Provide only the number of lines in the data below that contain the word "based".

———

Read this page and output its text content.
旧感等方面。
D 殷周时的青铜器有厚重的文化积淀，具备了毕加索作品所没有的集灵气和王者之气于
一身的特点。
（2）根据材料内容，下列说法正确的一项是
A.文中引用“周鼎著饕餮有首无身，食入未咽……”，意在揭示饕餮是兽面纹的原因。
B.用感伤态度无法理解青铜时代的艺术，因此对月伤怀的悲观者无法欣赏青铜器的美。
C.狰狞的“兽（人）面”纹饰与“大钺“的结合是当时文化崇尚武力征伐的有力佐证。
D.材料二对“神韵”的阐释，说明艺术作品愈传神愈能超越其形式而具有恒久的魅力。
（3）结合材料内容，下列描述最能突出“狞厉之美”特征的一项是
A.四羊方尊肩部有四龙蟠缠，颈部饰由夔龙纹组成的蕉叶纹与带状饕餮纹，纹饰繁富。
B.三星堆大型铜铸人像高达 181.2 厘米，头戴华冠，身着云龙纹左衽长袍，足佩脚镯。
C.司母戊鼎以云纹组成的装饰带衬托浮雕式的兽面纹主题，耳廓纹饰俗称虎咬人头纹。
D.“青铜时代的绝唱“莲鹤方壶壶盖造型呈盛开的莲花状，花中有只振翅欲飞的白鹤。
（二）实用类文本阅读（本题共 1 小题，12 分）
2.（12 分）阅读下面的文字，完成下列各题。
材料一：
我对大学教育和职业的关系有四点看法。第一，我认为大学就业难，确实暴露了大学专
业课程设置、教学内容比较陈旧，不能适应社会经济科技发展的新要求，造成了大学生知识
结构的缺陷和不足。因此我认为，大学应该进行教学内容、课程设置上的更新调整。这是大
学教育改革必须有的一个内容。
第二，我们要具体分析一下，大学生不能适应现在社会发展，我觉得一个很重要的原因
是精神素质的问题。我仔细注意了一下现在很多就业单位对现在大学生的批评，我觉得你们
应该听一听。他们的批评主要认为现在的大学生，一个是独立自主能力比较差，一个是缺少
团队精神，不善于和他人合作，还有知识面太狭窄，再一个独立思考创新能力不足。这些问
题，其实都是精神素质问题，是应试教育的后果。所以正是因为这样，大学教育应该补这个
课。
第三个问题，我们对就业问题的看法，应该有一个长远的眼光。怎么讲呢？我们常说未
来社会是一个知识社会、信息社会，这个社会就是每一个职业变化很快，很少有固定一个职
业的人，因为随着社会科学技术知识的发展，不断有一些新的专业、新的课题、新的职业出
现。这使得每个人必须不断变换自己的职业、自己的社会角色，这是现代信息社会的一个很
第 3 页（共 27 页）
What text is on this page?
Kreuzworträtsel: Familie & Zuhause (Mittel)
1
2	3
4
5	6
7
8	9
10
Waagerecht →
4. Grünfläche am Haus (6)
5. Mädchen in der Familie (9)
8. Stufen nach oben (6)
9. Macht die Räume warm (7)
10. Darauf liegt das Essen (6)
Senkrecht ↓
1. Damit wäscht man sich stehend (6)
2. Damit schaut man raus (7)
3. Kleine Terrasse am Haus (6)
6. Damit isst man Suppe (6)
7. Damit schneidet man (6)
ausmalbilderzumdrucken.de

———

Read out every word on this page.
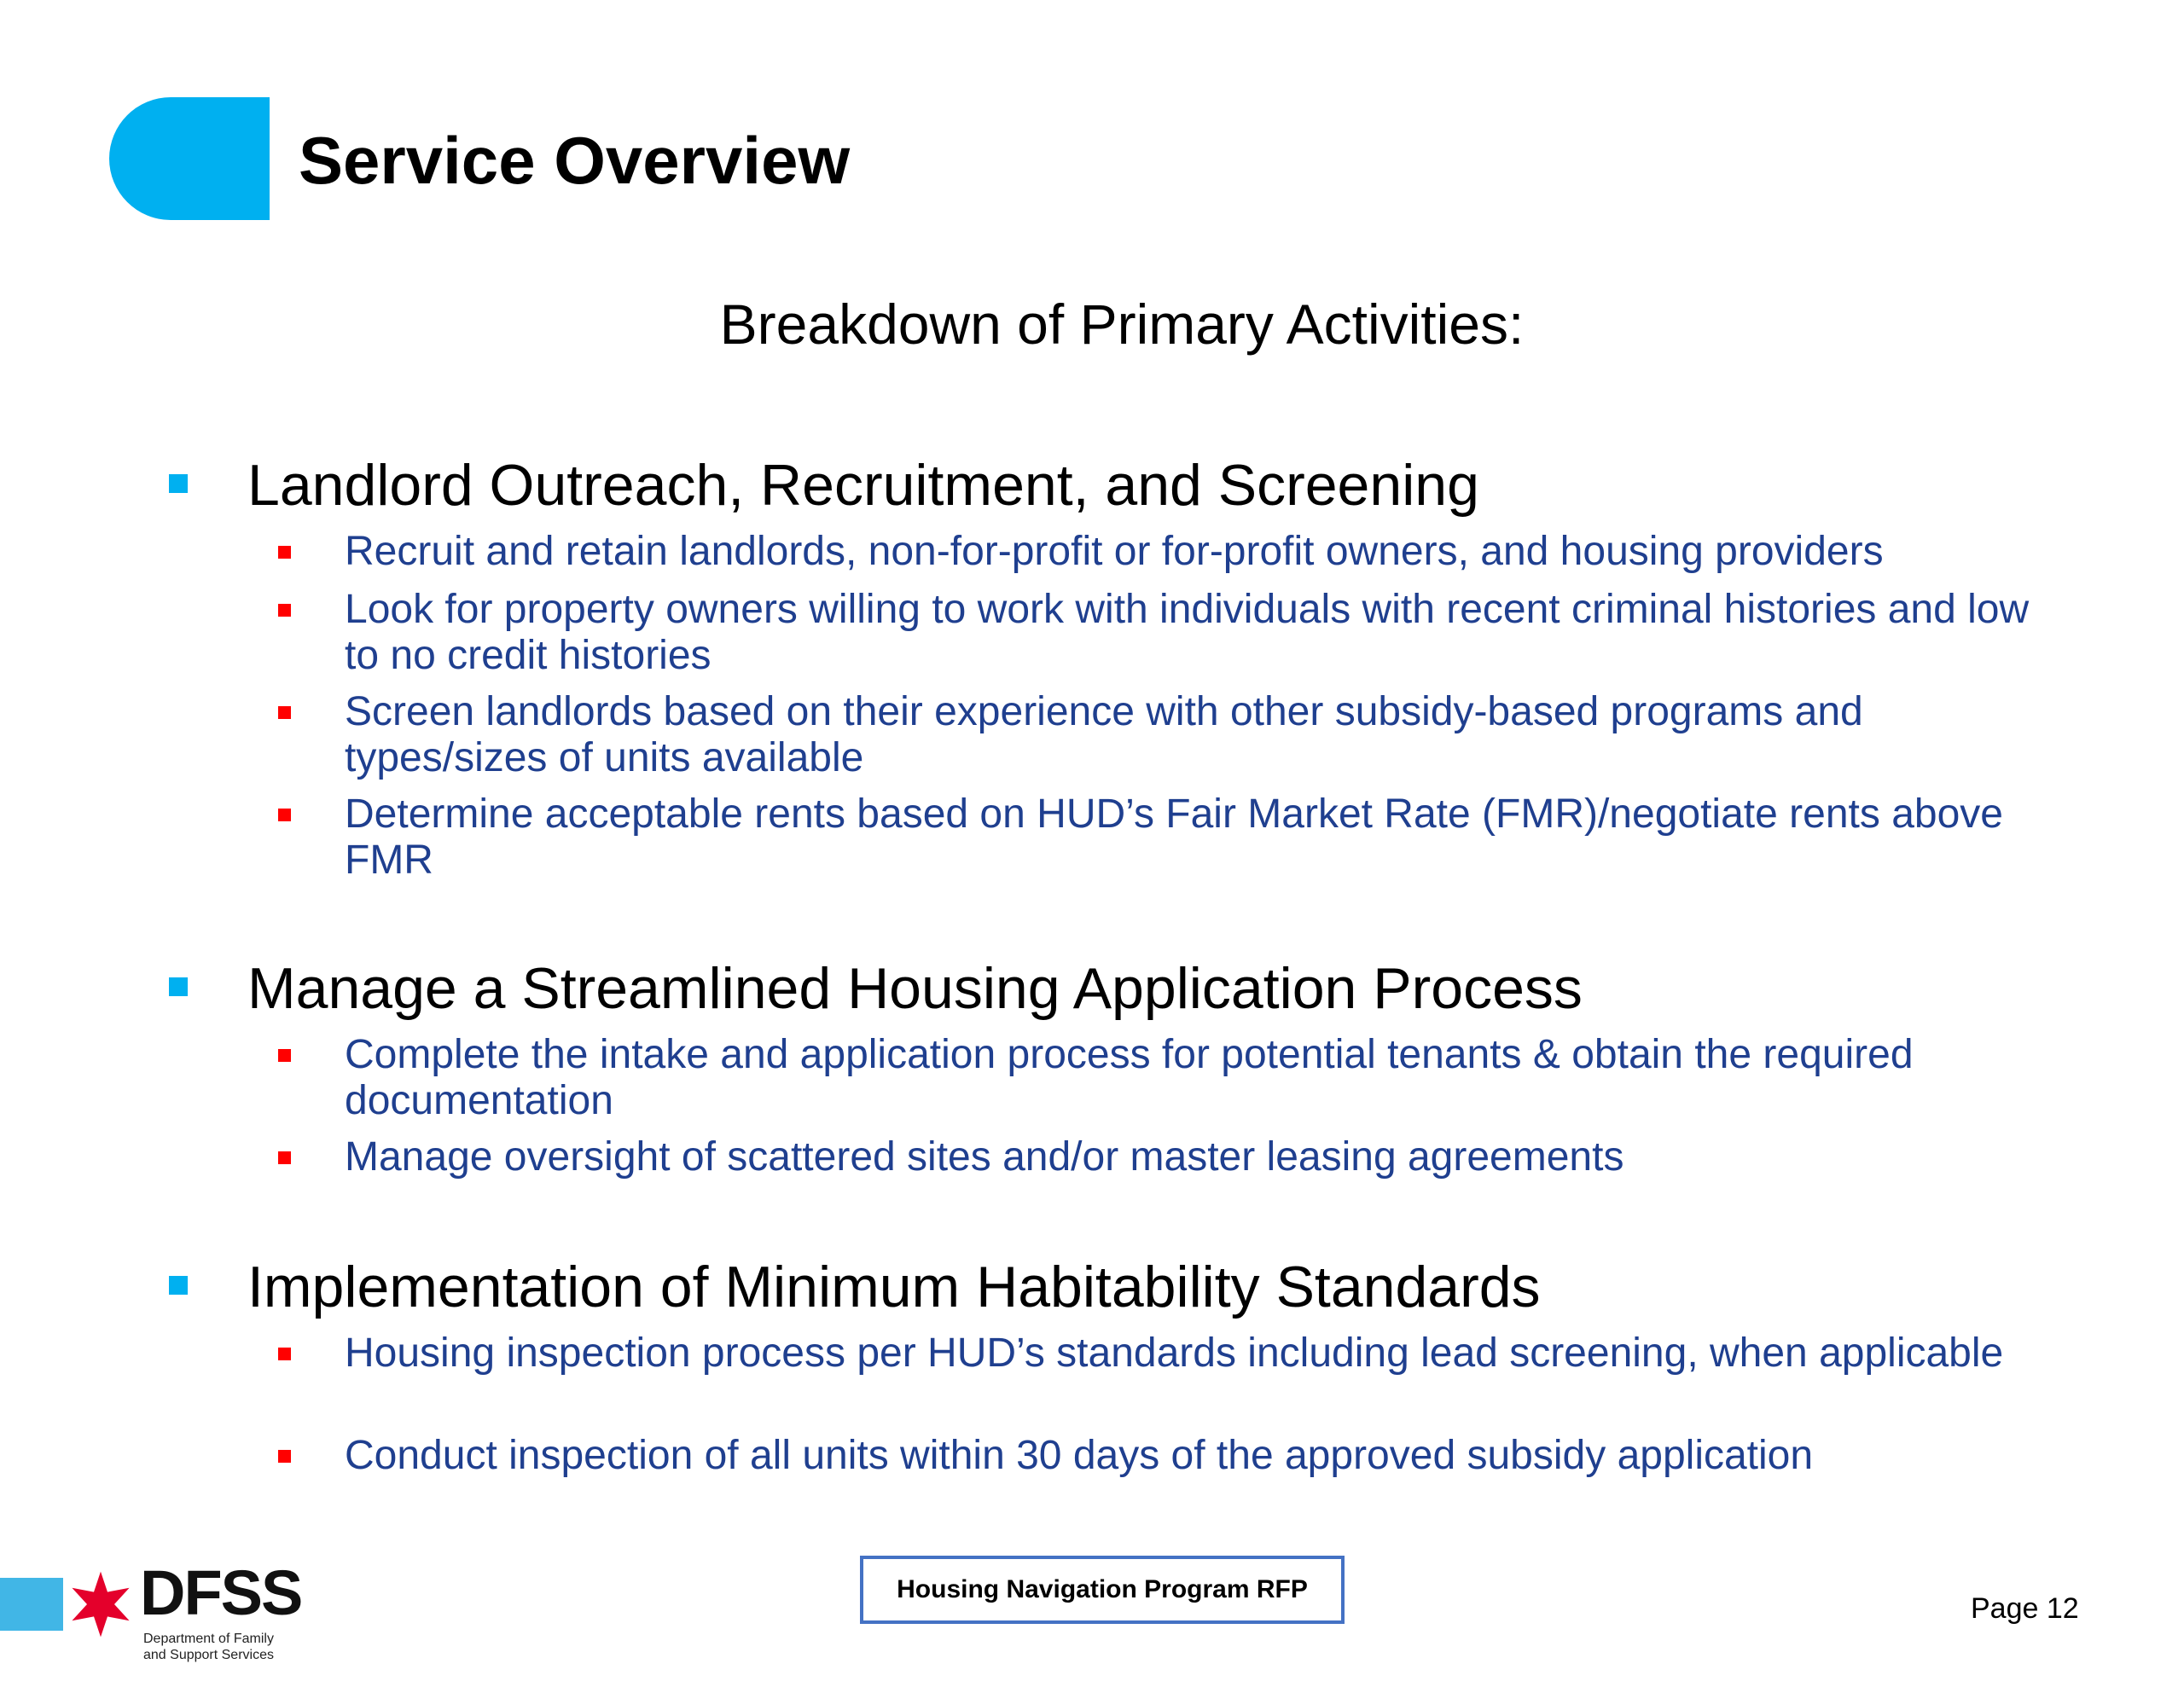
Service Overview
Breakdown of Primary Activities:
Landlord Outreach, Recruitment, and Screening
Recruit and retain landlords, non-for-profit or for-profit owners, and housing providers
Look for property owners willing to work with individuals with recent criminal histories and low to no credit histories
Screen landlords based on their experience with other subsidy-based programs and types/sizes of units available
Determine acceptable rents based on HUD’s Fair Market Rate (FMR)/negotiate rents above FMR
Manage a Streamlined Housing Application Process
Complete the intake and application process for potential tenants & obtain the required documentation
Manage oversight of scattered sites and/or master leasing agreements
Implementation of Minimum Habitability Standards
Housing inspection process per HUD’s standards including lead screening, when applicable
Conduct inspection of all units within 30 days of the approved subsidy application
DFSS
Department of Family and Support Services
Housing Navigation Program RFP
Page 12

———

TASK RESULT: 2